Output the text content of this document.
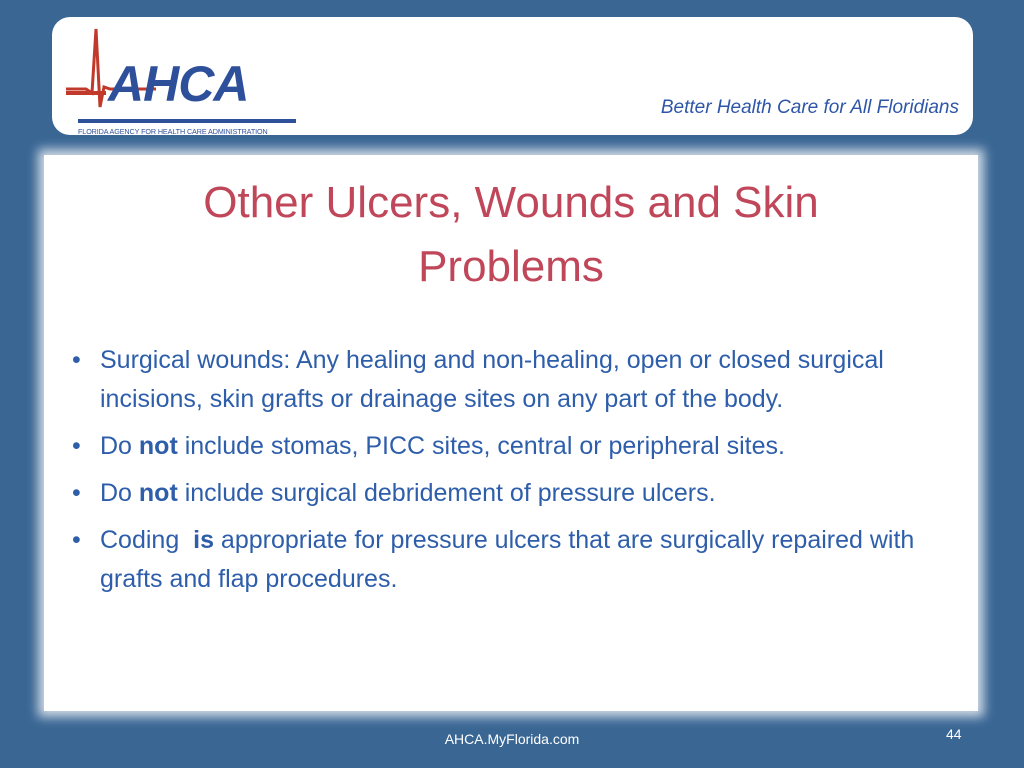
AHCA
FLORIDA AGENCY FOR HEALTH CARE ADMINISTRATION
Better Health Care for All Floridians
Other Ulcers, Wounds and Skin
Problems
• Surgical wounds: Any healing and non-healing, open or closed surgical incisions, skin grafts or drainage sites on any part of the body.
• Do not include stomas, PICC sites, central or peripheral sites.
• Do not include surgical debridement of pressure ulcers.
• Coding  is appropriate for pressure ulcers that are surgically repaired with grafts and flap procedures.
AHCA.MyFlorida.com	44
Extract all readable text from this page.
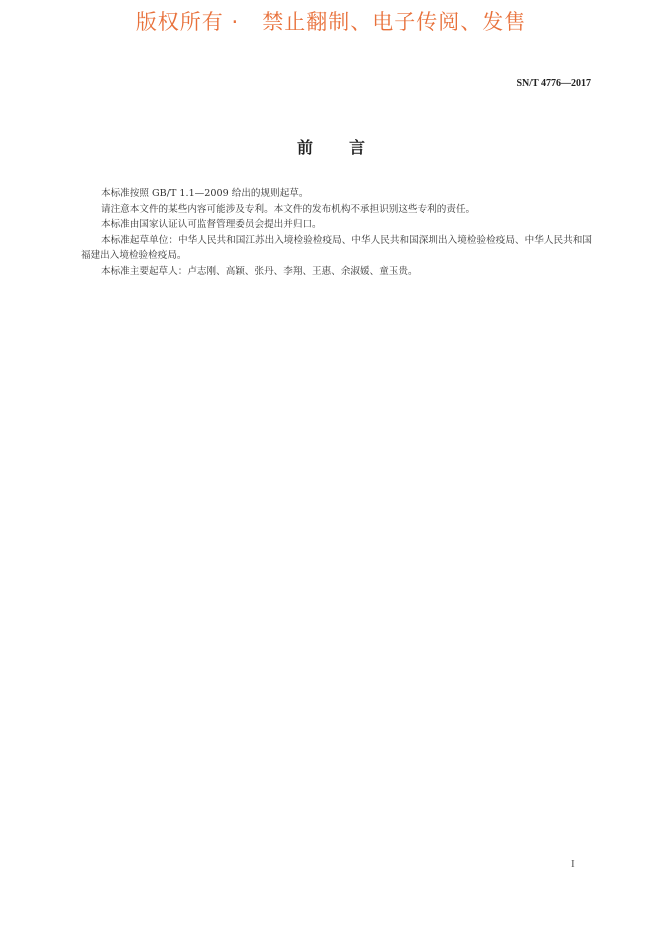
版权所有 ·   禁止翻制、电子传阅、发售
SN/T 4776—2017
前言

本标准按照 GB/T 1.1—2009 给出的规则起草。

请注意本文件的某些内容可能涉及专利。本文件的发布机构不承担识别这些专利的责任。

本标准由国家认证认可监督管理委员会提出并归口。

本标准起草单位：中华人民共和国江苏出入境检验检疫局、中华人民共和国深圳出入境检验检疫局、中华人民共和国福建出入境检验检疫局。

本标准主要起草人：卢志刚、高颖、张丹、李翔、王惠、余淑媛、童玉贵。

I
=-=-=
▶ _Task requirements_: Omit the pictures, and quote the material above exactly as given.

▶ _Task output_:
Output the text content of this document.
AHCA
FLORIDA AGENCY FOR HEALTH CARE ADMINISTRATION
Better Health Care for All Floridians
Other Ulcers, Wounds and Skin
Problems
• Surgical wounds: Any healing and non-healing, open or closed surgical incisions, skin grafts or drainage sites on any part of the body.
• Do not include stomas, PICC sites, central or peripheral sites.
• Do not include surgical debridement of pressure ulcers.
• Coding  is appropriate for pressure ulcers that are surgically repaired with grafts and flap procedures.
AHCA.MyFlorida.com	44
Extract all readable text from this page.
版权所有 ·   禁止翻制、电子传阅、发售
SN/T 4776—2017
前言

本标准按照 GB/T 1.1—2009 给出的规则起草。

请注意本文件的某些内容可能涉及专利。本文件的发布机构不承担识别这些专利的责任。

本标准由国家认证认可监督管理委员会提出并归口。

本标准起草单位：中华人民共和国江苏出入境检验检疫局、中华人民共和国深圳出入境检验检疫局、中华人民共和国福建出入境检验检疫局。

本标准主要起草人：卢志刚、高颖、张丹、李翔、王惠、余淑媛、童玉贵。

I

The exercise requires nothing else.